Data lines ->
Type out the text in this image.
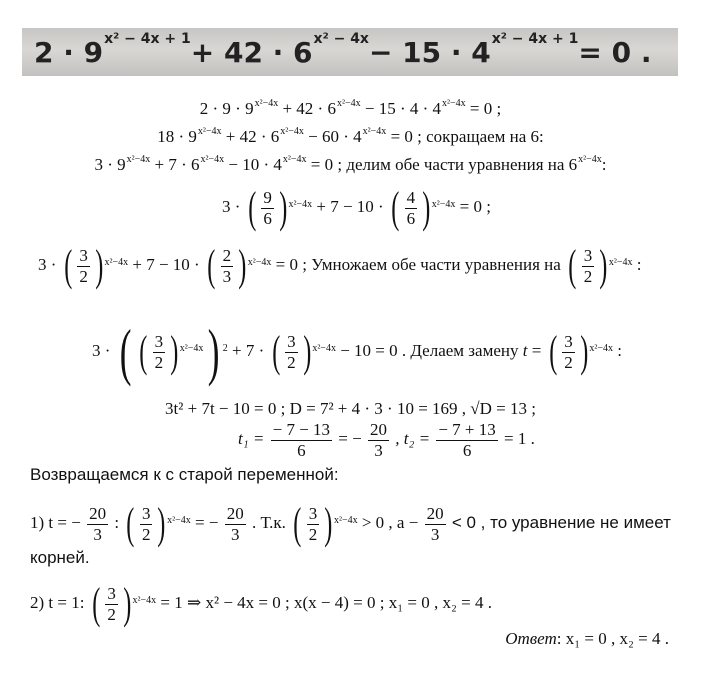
$2 \cdot 9^{x^2 - 4x + 1} + 42 \cdot 6^{x^2 - 4x} - 15 \cdot 4^{x^2 - 4x + 1} = 0$ .
$2 \cdot 9 \cdot 9^{x^2-4x} + 42 \cdot 6^{x^2-4x} - 15 \cdot 4 \cdot 4^{x^2-4x} = 0$ ;
$18 \cdot 9^{x^2-4x} + 42 \cdot 6^{x^2-4x} - 60 \cdot 4^{x^2-4x} = 0$ ; сокращаем на 6:
$3 \cdot 9^{x^2-4x} + 7 \cdot 6^{x^2-4x} - 10 \cdot 4^{x^2-4x} = 0$ ; делим обе части уравнения на $6^{x^2-4x}$:
3 · ( $\frac{9}{6}$ ) x²−4x + 7 − 10 · ( $\frac{4}{6}$ ) x²−4x = 0 ;
3 · ( $\frac{3}{2}$ ) x²−4x + 7 − 10 · ( $\frac{2}{3}$ ) x²−4x = 0 ; Умножаем обе части уравнения на ( $\frac{3}{2}$ ) x²−4x :
3 · ( ( $\frac{3}{2}$ ) x²−4x ) 2 + 7 · ( $\frac{3}{2}$ ) x²−4x − 10 = 0 . Делаем замену t = ( $\frac{3}{2}$ ) x²−4x :
3t² + 7t − 10 = 0 ; D = 7² + 4 · 3 · 10 = 169 , √D = 13 ;
$t_1 = \frac{- 7 - 13}{6}$ = − $\frac{20}{3}$ , $t_2 = \frac{- 7 + 13}{6} = 1$ .
Возвращаемся к с старой переменной:
1) t = − $\frac{20}{3}$ : ( $\frac{3}{2}$ ) x²−4x = − $\frac{20}{3}$ . Т.к. ( $\frac{3}{2}$ ) x²−4x > 0 , $а - \frac{20}{3} < 0$ , то уравнение не имеет
корней.
2) t = 1: ( $\frac{3}{2}$ ) x²−4x = 1 ⇒ x² − 4x = 0 ; x(x − 4) = 0 ; x₁ = 0 , x₂ = 4 .
Ответ: x₁ = 0 , x₂ = 4 .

Given instruction -> Retype each record exactly as it stands, but do not include the pictures.

Written reply ->
Type out the text in this image.
$2 \cdot 9^{x^2 - 4x + 1} + 42 \cdot 6^{x^2 - 4x} - 15 \cdot 4^{x^2 - 4x + 1} = 0$ .
$2 \cdot 9 \cdot 9^{x^2-4x} + 42 \cdot 6^{x^2-4x} - 15 \cdot 4 \cdot 4^{x^2-4x} = 0$ ;
$18 \cdot 9^{x^2-4x} + 42 \cdot 6^{x^2-4x} - 60 \cdot 4^{x^2-4x} = 0$ ; сокращаем на 6:
$3 \cdot 9^{x^2-4x} + 7 \cdot 6^{x^2-4x} - 10 \cdot 4^{x^2-4x} = 0$ ; делим обе части уравнения на $6^{x^2-4x}$:
3 · ( $\frac{9}{6}$ ) x²−4x + 7 − 10 · ( $\frac{4}{6}$ ) x²−4x = 0 ;
3 · ( $\frac{3}{2}$ ) x²−4x + 7 − 10 · ( $\frac{2}{3}$ ) x²−4x = 0 ; Умножаем обе части уравнения на ( $\frac{3}{2}$ ) x²−4x :
3 · ( ( $\frac{3}{2}$ ) x²−4x ) 2 + 7 · ( $\frac{3}{2}$ ) x²−4x − 10 = 0 . Делаем замену t = ( $\frac{3}{2}$ ) x²−4x :
3t² + 7t − 10 = 0 ; D = 7² + 4 · 3 · 10 = 169 , √D = 13 ;
$t_1 = \frac{- 7 - 13}{6}$ = − $\frac{20}{3}$ , $t_2 = \frac{- 7 + 13}{6} = 1$ .
Возвращаемся к с старой переменной:
1) t = − $\frac{20}{3}$ : ( $\frac{3}{2}$ ) x²−4x = − $\frac{20}{3}$ . Т.к. ( $\frac{3}{2}$ ) x²−4x > 0 , $а - \frac{20}{3} < 0$ , то уравнение не имеет
корней.
2) t = 1: ( $\frac{3}{2}$ ) x²−4x = 1 ⇒ x² − 4x = 0 ; x(x − 4) = 0 ; x₁ = 0 , x₂ = 4 .
Ответ: x₁ = 0 , x₂ = 4 .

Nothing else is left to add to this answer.